** start Extracted material **
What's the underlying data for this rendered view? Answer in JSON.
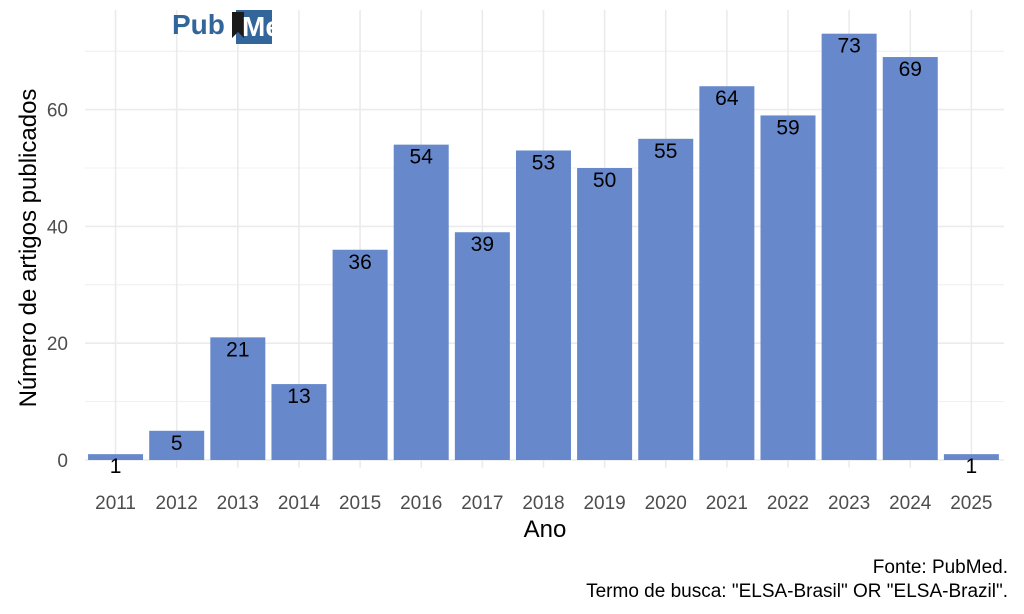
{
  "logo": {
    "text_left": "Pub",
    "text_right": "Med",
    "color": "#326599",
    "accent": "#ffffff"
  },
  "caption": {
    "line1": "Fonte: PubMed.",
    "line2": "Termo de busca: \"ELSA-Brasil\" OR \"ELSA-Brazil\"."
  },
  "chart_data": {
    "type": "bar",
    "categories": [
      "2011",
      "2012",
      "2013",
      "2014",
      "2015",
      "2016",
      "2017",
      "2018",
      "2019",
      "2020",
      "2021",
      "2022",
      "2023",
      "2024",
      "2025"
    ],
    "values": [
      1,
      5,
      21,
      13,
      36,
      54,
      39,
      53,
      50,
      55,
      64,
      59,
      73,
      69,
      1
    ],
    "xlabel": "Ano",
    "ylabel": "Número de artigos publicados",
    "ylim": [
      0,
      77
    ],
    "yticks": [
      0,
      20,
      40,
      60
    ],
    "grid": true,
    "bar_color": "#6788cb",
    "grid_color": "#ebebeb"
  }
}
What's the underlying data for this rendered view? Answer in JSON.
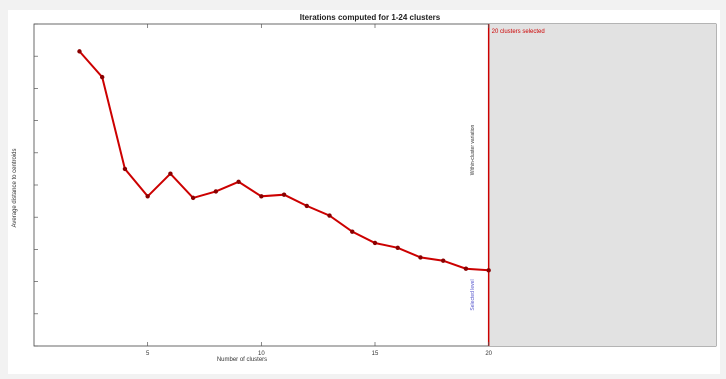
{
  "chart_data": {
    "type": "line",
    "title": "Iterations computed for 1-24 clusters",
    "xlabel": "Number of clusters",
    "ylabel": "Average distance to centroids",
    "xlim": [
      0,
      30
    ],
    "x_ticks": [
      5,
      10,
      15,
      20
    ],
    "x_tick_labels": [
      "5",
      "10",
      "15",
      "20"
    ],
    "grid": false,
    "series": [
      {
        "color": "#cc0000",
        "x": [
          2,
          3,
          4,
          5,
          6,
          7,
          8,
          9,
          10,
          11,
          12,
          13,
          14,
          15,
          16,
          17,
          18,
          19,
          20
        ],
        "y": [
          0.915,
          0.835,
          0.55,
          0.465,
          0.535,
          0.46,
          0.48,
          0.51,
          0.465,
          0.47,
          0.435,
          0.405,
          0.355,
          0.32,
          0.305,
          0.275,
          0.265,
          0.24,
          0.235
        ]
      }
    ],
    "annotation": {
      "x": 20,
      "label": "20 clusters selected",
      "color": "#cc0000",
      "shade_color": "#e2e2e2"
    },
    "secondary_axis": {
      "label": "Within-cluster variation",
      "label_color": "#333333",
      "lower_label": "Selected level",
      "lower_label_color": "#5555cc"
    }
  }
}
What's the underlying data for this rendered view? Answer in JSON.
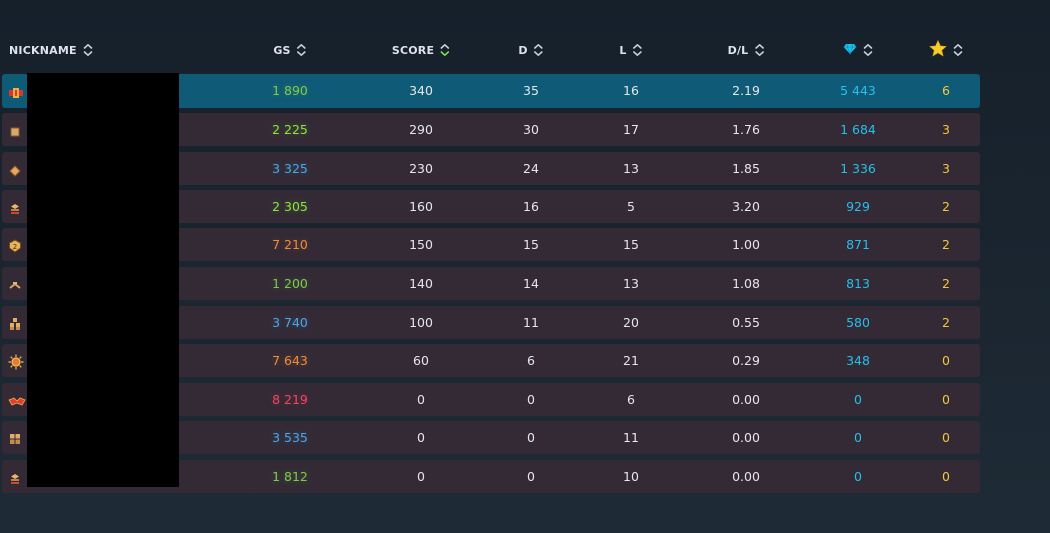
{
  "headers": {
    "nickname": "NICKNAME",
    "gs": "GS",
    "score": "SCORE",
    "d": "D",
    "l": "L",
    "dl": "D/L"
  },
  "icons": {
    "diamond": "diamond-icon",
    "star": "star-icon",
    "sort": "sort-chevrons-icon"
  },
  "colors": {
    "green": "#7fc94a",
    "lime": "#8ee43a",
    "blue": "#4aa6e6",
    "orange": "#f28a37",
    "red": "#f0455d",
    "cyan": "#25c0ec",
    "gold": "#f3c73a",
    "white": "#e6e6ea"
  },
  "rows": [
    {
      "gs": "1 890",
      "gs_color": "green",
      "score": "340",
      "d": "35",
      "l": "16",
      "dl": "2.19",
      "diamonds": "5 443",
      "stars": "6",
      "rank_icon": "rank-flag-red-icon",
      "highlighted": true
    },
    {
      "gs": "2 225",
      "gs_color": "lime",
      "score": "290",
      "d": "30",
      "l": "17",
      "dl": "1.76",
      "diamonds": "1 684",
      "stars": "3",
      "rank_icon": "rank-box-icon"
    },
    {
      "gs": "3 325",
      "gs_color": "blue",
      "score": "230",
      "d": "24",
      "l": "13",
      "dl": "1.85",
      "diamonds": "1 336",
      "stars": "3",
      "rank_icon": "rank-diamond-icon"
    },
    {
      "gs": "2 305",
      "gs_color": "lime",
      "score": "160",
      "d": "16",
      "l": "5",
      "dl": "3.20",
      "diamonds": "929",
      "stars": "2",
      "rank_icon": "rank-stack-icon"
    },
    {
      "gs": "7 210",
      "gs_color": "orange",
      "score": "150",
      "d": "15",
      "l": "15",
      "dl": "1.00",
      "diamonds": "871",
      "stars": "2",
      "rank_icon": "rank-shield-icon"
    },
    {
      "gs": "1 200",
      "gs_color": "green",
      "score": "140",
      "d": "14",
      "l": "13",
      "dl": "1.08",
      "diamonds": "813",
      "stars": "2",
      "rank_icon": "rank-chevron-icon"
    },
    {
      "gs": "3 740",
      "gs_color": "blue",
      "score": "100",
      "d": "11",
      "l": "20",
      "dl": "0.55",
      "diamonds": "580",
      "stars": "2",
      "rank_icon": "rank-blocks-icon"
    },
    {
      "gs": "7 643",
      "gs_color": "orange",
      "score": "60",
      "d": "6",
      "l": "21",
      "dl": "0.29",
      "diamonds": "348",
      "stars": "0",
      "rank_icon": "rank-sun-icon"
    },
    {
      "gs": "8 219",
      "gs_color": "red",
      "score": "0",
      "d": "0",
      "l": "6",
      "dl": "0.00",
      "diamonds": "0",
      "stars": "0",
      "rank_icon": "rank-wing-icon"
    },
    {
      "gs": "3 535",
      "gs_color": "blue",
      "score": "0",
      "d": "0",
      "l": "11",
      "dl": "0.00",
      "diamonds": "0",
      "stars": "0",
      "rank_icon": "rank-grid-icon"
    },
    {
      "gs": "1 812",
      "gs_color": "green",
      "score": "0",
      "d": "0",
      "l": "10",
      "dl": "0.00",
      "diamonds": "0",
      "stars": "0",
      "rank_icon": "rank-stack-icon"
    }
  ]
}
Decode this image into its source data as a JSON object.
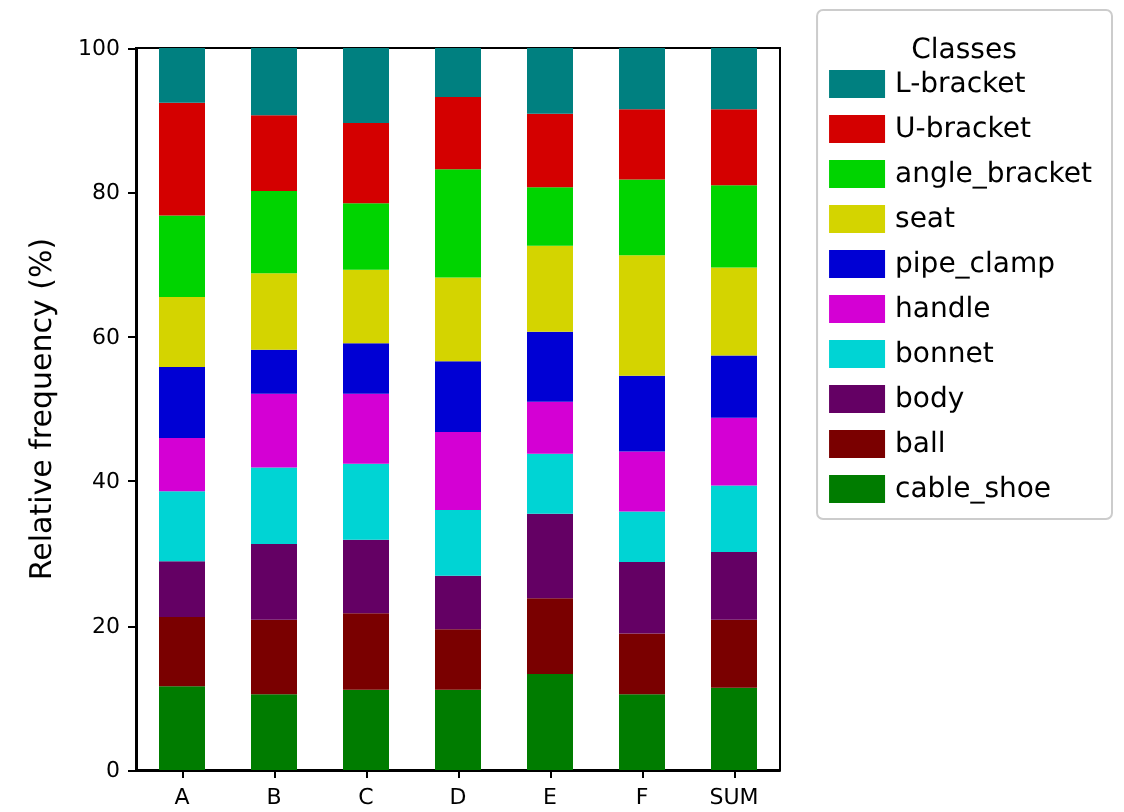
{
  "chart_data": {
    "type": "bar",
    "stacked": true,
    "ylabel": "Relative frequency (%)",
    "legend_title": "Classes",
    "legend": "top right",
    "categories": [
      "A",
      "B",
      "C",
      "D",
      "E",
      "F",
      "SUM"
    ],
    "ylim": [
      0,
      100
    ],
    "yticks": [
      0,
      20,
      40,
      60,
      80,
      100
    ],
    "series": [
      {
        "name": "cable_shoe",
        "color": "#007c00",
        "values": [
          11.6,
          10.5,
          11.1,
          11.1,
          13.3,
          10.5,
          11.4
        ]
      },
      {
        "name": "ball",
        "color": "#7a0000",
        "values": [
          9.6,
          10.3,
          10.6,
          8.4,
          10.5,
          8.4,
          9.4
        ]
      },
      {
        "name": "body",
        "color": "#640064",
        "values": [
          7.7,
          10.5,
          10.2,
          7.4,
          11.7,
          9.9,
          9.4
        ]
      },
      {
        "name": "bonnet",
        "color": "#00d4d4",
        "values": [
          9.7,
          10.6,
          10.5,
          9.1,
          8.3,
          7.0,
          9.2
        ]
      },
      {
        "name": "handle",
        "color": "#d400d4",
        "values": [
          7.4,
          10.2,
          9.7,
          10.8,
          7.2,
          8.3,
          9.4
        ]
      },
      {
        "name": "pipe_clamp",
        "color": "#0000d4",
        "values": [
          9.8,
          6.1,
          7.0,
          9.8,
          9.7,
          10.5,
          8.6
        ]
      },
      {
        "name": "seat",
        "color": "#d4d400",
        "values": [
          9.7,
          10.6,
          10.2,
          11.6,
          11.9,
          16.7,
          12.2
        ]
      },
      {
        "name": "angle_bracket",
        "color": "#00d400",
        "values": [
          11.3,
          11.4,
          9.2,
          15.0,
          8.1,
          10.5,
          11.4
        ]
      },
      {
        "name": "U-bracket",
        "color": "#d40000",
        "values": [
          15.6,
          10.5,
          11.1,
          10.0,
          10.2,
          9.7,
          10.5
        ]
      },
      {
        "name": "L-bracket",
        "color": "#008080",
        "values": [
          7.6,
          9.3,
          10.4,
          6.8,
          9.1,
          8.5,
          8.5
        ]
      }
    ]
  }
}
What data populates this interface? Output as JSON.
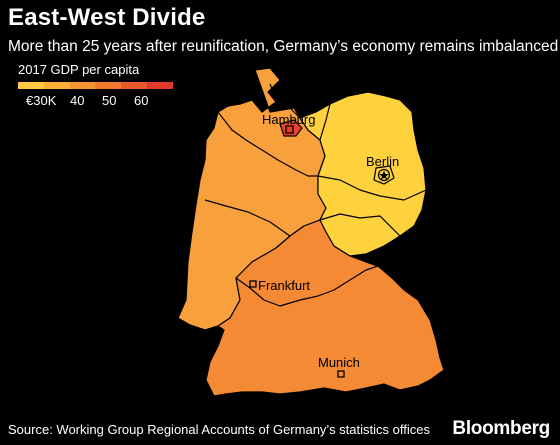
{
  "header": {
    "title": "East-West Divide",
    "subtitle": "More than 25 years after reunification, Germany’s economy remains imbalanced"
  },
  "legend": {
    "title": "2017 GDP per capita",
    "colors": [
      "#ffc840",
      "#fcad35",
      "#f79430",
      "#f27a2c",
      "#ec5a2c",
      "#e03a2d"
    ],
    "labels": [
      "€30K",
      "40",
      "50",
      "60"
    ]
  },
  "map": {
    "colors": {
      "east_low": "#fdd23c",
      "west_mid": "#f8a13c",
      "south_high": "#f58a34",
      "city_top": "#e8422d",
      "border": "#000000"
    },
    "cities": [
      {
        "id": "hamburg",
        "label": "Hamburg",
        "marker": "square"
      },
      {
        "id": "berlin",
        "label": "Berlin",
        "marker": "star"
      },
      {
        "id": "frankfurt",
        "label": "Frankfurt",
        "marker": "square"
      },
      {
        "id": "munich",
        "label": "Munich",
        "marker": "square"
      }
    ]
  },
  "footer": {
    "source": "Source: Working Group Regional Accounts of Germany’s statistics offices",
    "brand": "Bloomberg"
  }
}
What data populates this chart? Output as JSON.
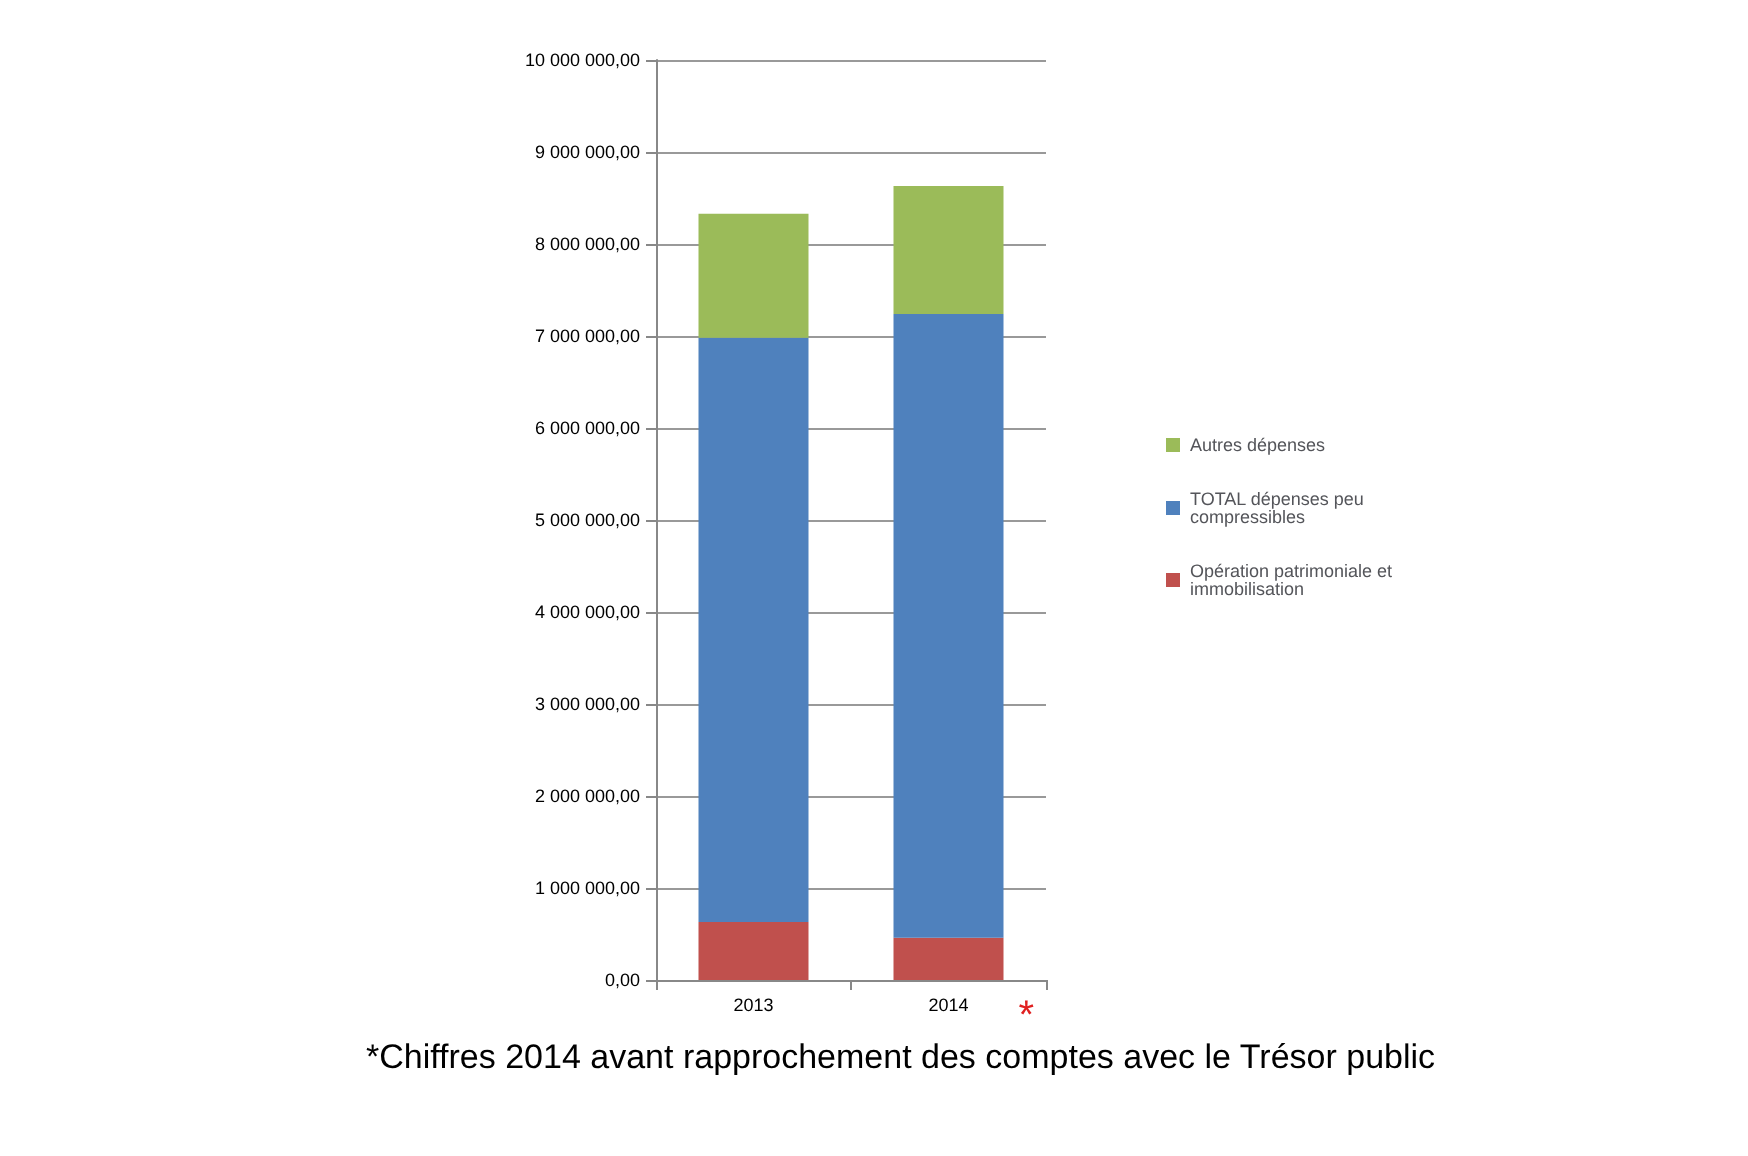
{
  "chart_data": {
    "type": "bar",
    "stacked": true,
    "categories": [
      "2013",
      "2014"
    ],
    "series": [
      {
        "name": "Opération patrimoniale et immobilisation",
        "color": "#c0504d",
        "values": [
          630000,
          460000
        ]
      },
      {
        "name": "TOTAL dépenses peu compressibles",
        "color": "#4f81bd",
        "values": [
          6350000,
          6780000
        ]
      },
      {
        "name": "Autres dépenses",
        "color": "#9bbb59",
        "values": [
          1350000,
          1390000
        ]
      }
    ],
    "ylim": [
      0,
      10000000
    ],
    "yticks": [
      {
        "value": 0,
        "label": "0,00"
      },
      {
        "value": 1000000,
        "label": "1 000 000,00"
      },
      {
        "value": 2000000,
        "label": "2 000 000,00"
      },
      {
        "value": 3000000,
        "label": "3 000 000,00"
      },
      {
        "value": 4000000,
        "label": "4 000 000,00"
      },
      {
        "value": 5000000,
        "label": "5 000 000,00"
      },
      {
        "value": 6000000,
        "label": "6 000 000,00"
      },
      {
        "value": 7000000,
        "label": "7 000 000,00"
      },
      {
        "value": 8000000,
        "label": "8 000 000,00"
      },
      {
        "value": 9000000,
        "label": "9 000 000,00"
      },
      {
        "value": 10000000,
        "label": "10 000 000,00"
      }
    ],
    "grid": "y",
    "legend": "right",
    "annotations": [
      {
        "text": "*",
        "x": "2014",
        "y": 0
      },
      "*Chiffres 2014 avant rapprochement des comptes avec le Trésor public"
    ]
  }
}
** end Extracted material **
Given problem: Find every line that has "ylabel" in it, then return those lines.

Solution for this exercise:
    "ylabel": "Número de artigos publicados",
    "ylabel": "Average distance to centroids",
    "ylabel": "Relative frequency (%)",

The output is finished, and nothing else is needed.